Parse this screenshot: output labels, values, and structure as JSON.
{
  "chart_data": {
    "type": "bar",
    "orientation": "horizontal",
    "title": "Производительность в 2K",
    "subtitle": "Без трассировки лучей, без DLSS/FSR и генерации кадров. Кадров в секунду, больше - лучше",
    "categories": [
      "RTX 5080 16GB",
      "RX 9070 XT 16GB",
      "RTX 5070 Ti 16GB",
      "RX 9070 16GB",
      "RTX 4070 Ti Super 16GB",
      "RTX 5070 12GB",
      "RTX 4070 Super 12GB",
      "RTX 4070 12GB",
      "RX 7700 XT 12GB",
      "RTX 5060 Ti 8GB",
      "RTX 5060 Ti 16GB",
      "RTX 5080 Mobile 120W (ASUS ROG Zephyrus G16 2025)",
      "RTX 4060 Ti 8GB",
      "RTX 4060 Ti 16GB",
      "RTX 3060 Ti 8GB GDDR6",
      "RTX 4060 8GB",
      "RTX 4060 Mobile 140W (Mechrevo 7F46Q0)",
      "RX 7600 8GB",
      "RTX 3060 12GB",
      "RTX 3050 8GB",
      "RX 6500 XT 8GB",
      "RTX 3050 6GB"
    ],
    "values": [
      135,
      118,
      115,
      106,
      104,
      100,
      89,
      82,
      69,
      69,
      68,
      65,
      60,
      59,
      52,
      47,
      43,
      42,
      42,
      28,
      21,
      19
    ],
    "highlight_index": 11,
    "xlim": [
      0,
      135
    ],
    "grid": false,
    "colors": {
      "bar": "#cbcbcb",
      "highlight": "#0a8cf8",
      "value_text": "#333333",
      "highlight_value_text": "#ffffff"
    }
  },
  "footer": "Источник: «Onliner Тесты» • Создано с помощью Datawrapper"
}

:::::

TASK REQUIREMENTS: Retype all of the entries precisely as they are.

EXERCISE OUTPUT:
Parse this screenshot: output labels, values, and structure as JSON.
{
  "chart_data": {
    "type": "bar",
    "orientation": "horizontal",
    "title": "Производительность в 2K",
    "subtitle": "Без трассировки лучей, без DLSS/FSR и генерации кадров. Кадров в секунду, больше - лучше",
    "categories": [
      "RTX 5080 16GB",
      "RX 9070 XT 16GB",
      "RTX 5070 Ti 16GB",
      "RX 9070 16GB",
      "RTX 4070 Ti Super 16GB",
      "RTX 5070 12GB",
      "RTX 4070 Super 12GB",
      "RTX 4070 12GB",
      "RX 7700 XT 12GB",
      "RTX 5060 Ti 8GB",
      "RTX 5060 Ti 16GB",
      "RTX 5080 Mobile 120W (ASUS ROG Zephyrus G16 2025)",
      "RTX 4060 Ti 8GB",
      "RTX 4060 Ti 16GB",
      "RTX 3060 Ti 8GB GDDR6",
      "RTX 4060 8GB",
      "RTX 4060 Mobile 140W (Mechrevo 7F46Q0)",
      "RX 7600 8GB",
      "RTX 3060 12GB",
      "RTX 3050 8GB",
      "RX 6500 XT 8GB",
      "RTX 3050 6GB"
    ],
    "values": [
      135,
      118,
      115,
      106,
      104,
      100,
      89,
      82,
      69,
      69,
      68,
      65,
      60,
      59,
      52,
      47,
      43,
      42,
      42,
      28,
      21,
      19
    ],
    "highlight_index": 11,
    "xlim": [
      0,
      135
    ],
    "grid": false,
    "colors": {
      "bar": "#cbcbcb",
      "highlight": "#0a8cf8",
      "value_text": "#333333",
      "highlight_value_text": "#ffffff"
    }
  },
  "footer": "Источник: «Onliner Тесты» • Создано с помощью Datawrapper"
}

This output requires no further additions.